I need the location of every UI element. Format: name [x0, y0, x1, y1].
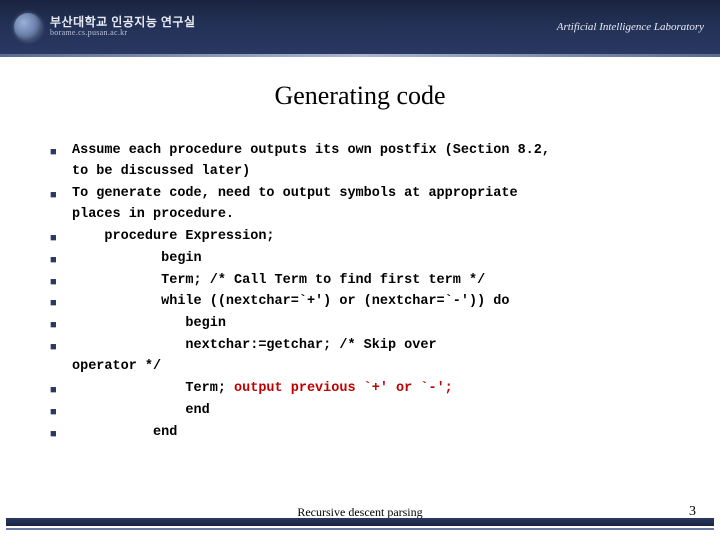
footer-bars [0, 518, 720, 530]
org-url: borame.cs.pusan.ac.kr [50, 29, 195, 38]
bullet-text: end [72, 423, 680, 444]
bullet-item: ■ procedure Expression; [50, 227, 680, 248]
bullet-item: ■ Assume each procedure outputs its own … [50, 141, 680, 183]
bullet-item: ■ nextchar:=getchar; /* Skip over operat… [50, 336, 680, 378]
bullet-text-plain: Term; [72, 381, 234, 396]
bullet-item: ■ end [50, 401, 680, 422]
bullet-icon: ■ [50, 144, 58, 161]
header-divider [0, 54, 720, 57]
bullet-icon: ■ [50, 252, 58, 269]
bullet-text: while ((nextchar=`+') or (nextchar=`-'))… [72, 292, 680, 313]
bullet-item: ■ To generate code, need to output symbo… [50, 184, 680, 226]
bullet-icon: ■ [50, 274, 58, 291]
bullet-icon: ■ [50, 382, 58, 399]
header-bar: 부산대학교 인공지능 연구실 borame.cs.pusan.ac.kr Art… [0, 0, 720, 54]
bullet-icon: ■ [50, 295, 58, 312]
bullet-text: begin [72, 314, 680, 335]
lab-name: Artificial Intelligence Laboratory [557, 21, 704, 33]
bullet-item: ■ Term; /* Call Term to find first term … [50, 271, 680, 292]
bullet-text: Term; output previous `+' or `-'; [72, 379, 680, 400]
bullet-icon: ■ [50, 339, 58, 356]
bullet-icon: ■ [50, 426, 58, 443]
bullet-text-highlight: output previous `+' or `-'; [234, 381, 453, 396]
bullet-item: ■ begin [50, 249, 680, 270]
bullet-text: begin [72, 249, 680, 270]
bullet-text: To generate code, need to output symbols… [72, 184, 680, 226]
bullet-text: Assume each procedure outputs its own po… [72, 141, 680, 183]
bullet-icon: ■ [50, 187, 58, 204]
bullet-item: ■ Term; output previous `+' or `-'; [50, 379, 680, 400]
bullet-text: procedure Expression; [72, 227, 680, 248]
slide-title: Generating code [0, 81, 720, 111]
logo-area: 부산대학교 인공지능 연구실 borame.cs.pusan.ac.kr [14, 13, 195, 41]
bullet-icon: ■ [50, 317, 58, 334]
footer-bar-thin [6, 528, 714, 530]
bullet-icon: ■ [50, 404, 58, 421]
bullet-icon: ■ [50, 230, 58, 247]
footer-bar-thick [6, 518, 714, 526]
content-area: ■ Assume each procedure outputs its own … [0, 141, 720, 540]
logo-text: 부산대학교 인공지능 연구실 borame.cs.pusan.ac.kr [50, 16, 195, 38]
logo-icon [14, 13, 42, 41]
bullet-item: ■ begin [50, 314, 680, 335]
bullet-text: nextchar:=getchar; /* Skip over operator… [72, 336, 680, 378]
bullet-text: end [72, 401, 680, 422]
bullet-item: ■ end [50, 423, 680, 444]
slide: 부산대학교 인공지능 연구실 borame.cs.pusan.ac.kr Art… [0, 0, 720, 540]
bullet-item: ■ while ((nextchar=`+') or (nextchar=`-'… [50, 292, 680, 313]
bullet-text: Term; /* Call Term to find first term */ [72, 271, 680, 292]
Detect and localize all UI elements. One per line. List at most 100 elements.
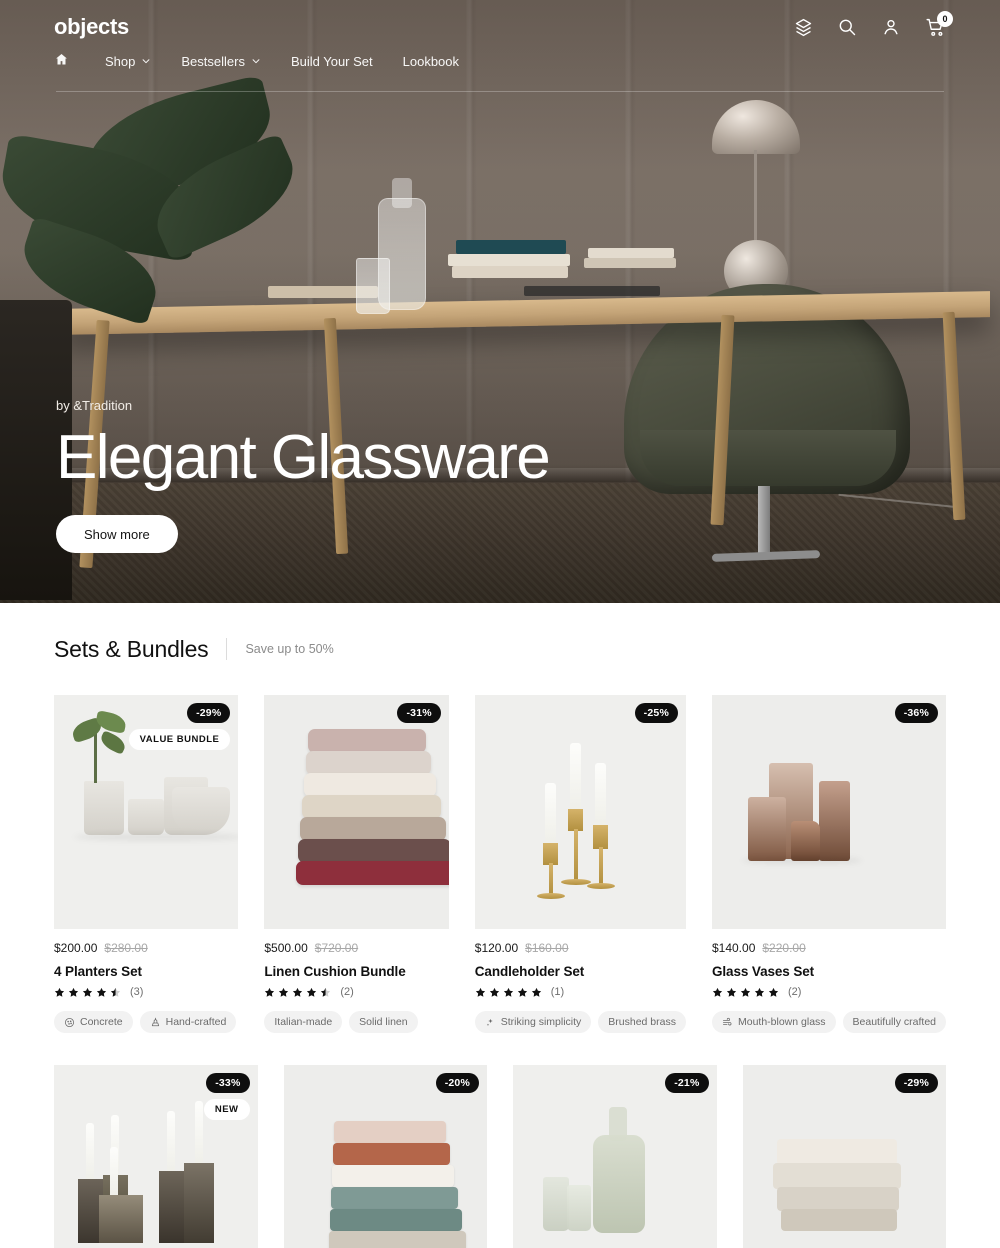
star-full-icon [82, 987, 93, 997]
chevron-down-icon [141, 54, 151, 69]
nav-item-bestsellers[interactable]: Bestsellers [181, 54, 261, 69]
product-tag[interactable]: Beautifully crafted [842, 1011, 946, 1033]
package-icon[interactable] [792, 16, 814, 38]
star-full-icon [768, 987, 779, 997]
product-tag-label: Mouth-blown glass [737, 1016, 826, 1028]
nav-item-label: Bestsellers [181, 53, 245, 69]
product-meta: $120.00 $160.00 Candleholder Set (1) Str… [474, 929, 686, 1033]
nav-item-build-your-set[interactable]: Build Your Set [291, 54, 373, 69]
product-badges: -29% [894, 1073, 938, 1093]
product-tags: Striking simplicity Brushed brass [474, 1011, 686, 1033]
product-tag[interactable]: Mouth-blown glass [711, 1011, 836, 1033]
product-thumbnail[interactable]: -29% [742, 1065, 946, 1248]
section-title: Sets & Bundles [54, 635, 209, 662]
product-thumbnail[interactable]: -21% [513, 1065, 717, 1248]
product-card[interactable]: -29% [742, 1065, 946, 1248]
product-thumbnail[interactable]: -31% [264, 695, 449, 929]
discount-badge: -33% [206, 1073, 250, 1093]
product-image-cushions [282, 695, 449, 929]
product-card[interactable]: -33% NEW [54, 1065, 258, 1248]
product-card[interactable]: -36% $140.00 $220.00 Glass Vases Set (2)… [711, 695, 946, 1033]
nav-item-home[interactable] [54, 52, 69, 70]
product-tag[interactable]: Hand-crafted [139, 1011, 237, 1033]
product-badges: -21% [665, 1073, 709, 1093]
main-navigation: Shop Bestsellers Build Your Set Lookbook [0, 40, 1000, 70]
texture-dots-icon [64, 1017, 75, 1028]
price-current: $200.00 [54, 941, 98, 955]
product-thumbnail[interactable]: -36% [711, 695, 946, 929]
site-header: objects 0 Shop Bestsellers Build Your Se… [0, 0, 1000, 92]
star-half-icon [320, 987, 331, 998]
review-count: (2) [340, 986, 354, 998]
show-more-button[interactable]: Show more [56, 515, 178, 553]
discount-badge: -20% [435, 1073, 479, 1093]
discount-badge: -29% [894, 1073, 938, 1093]
star-full-icon [503, 987, 513, 997]
star-full-icon [517, 987, 527, 997]
product-tag-label: Concrete [80, 1016, 123, 1028]
product-card[interactable]: -25% $120.00 $160.00 Candleholder Set (1… [474, 695, 686, 1033]
header-divider [56, 91, 944, 92]
nav-item-lookbook[interactable]: Lookbook [403, 54, 459, 69]
product-tag[interactable]: Solid linen [349, 1011, 418, 1033]
tagline-badge: VALUE BUNDLE [128, 729, 231, 750]
product-thumbnail[interactable]: -29% VALUE BUNDLE [54, 695, 239, 929]
product-card[interactable]: -31% $500.00 $720.00 Linen Cushion Bundl… [264, 695, 449, 1033]
desk-tray [524, 286, 660, 296]
product-badges: -25% [634, 703, 678, 723]
price-row: $140.00 $220.00 [712, 941, 946, 955]
user-icon[interactable] [880, 16, 902, 38]
product-tag-label: Brushed brass [608, 1016, 676, 1028]
star-full-icon [279, 987, 289, 997]
star-full-icon [54, 987, 65, 997]
product-tag[interactable]: Concrete [54, 1011, 133, 1033]
product-tag-label: Beautifully crafted [852, 1016, 936, 1028]
header-icon-group: 0 [792, 11, 953, 38]
star-rating [54, 987, 121, 998]
section-subtitle: Save up to 50% [245, 642, 334, 656]
review-count: (2) [787, 986, 802, 998]
product-name[interactable]: 4 Planters Set [54, 964, 238, 979]
discount-badge: -36% [894, 703, 938, 723]
product-card[interactable]: -29% VALUE BUNDLE $200.00 $280.00 4 Plan… [54, 695, 239, 1033]
armchair-post [758, 486, 770, 556]
hero-banner: objects 0 Shop Bestsellers Build Your Se… [0, 0, 1000, 603]
search-icon[interactable] [836, 16, 858, 38]
product-card[interactable]: -20% [283, 1065, 487, 1248]
section-header: Sets & Bundles Save up to 50% [54, 603, 946, 695]
product-thumbnail[interactable]: -33% NEW [54, 1065, 258, 1248]
product-tag[interactable]: Brushed brass [598, 1011, 686, 1033]
product-badges: -31% [397, 703, 441, 723]
product-tag[interactable]: Striking simplicity [474, 1011, 592, 1033]
product-badges: -36% [894, 703, 938, 723]
review-count: (3) [130, 986, 144, 998]
page-title: Elegant Glassware [56, 423, 551, 492]
book [456, 240, 566, 254]
product-name[interactable]: Candleholder Set [475, 964, 686, 979]
rating-row: (1) [475, 986, 686, 998]
product-name[interactable]: Linen Cushion Bundle [264, 964, 448, 979]
product-tag-label: Hand-crafted [165, 1016, 227, 1028]
product-thumbnail[interactable]: -20% [283, 1065, 487, 1248]
rating-row: (2) [712, 986, 946, 998]
price-current: $120.00 [474, 941, 519, 955]
rating-row: (2) [264, 986, 448, 998]
star-full-icon [740, 987, 751, 997]
discount-badge: -25% [634, 703, 678, 723]
cart-icon[interactable]: 0 [924, 11, 953, 38]
product-meta: $200.00 $280.00 4 Planters Set (3) Concr… [54, 929, 238, 1033]
star-full-icon [754, 987, 765, 997]
product-tag-label: Striking simplicity [500, 1016, 582, 1028]
product-tags: Italian-made Solid linen [264, 1011, 448, 1033]
product-image-vases [712, 695, 946, 929]
product-thumbnail[interactable]: -25% [474, 695, 686, 929]
discount-badge: -29% [187, 703, 231, 723]
blow-icon [722, 1017, 733, 1028]
product-tag[interactable]: Italian-made [264, 1011, 343, 1033]
craft-icon [150, 1017, 161, 1028]
brand-logo[interactable]: objects [54, 14, 129, 40]
rating-row: (3) [54, 986, 238, 998]
product-card[interactable]: -21% [513, 1065, 717, 1248]
product-name[interactable]: Glass Vases Set [712, 964, 946, 979]
nav-item-shop[interactable]: Shop [105, 54, 151, 69]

--------------------------------

| What to do |
Return every line above that contains the string "Solid".

| Task answer |
product-tag[interactable]: Solid linen [349, 1011, 418, 1033]
product-tags: Italian-made Solid linen [264, 1011, 448, 1033]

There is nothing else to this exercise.